(Stored data)
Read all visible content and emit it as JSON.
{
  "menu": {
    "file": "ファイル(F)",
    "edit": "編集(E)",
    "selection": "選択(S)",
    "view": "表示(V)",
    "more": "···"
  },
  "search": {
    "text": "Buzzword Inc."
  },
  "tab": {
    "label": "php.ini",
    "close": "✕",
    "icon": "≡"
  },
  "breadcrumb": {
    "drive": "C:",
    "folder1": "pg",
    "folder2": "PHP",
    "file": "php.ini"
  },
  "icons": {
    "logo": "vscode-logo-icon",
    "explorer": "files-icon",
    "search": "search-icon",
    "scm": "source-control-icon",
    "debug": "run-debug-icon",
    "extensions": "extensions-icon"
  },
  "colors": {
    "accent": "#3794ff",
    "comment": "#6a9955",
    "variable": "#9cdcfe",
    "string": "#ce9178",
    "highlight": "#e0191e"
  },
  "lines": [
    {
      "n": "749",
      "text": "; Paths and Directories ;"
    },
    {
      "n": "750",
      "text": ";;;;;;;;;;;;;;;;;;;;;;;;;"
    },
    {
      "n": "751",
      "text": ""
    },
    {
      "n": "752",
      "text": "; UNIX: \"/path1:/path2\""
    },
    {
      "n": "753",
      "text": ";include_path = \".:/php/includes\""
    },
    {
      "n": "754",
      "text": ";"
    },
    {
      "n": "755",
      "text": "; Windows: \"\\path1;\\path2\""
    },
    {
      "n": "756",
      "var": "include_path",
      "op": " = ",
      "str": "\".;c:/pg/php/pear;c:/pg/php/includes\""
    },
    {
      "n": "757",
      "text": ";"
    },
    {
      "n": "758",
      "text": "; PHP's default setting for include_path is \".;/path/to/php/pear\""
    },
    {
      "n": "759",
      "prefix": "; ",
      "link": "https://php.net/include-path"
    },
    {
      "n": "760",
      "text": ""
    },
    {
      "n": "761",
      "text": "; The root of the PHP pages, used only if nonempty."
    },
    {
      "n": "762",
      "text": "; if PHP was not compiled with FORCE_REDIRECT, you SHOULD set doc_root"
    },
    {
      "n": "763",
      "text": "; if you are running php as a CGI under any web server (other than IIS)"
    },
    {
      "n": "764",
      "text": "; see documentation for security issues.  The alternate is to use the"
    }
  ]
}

WHAT THE TASK REQUIRES: From the records above, copy every line that holds the word "includes".

CORRECT OUTPUT:
      "text": ";include_path = \".:/php/includes\""
      "str": "\".;c:/pg/php/pear;c:/pg/php/includes\""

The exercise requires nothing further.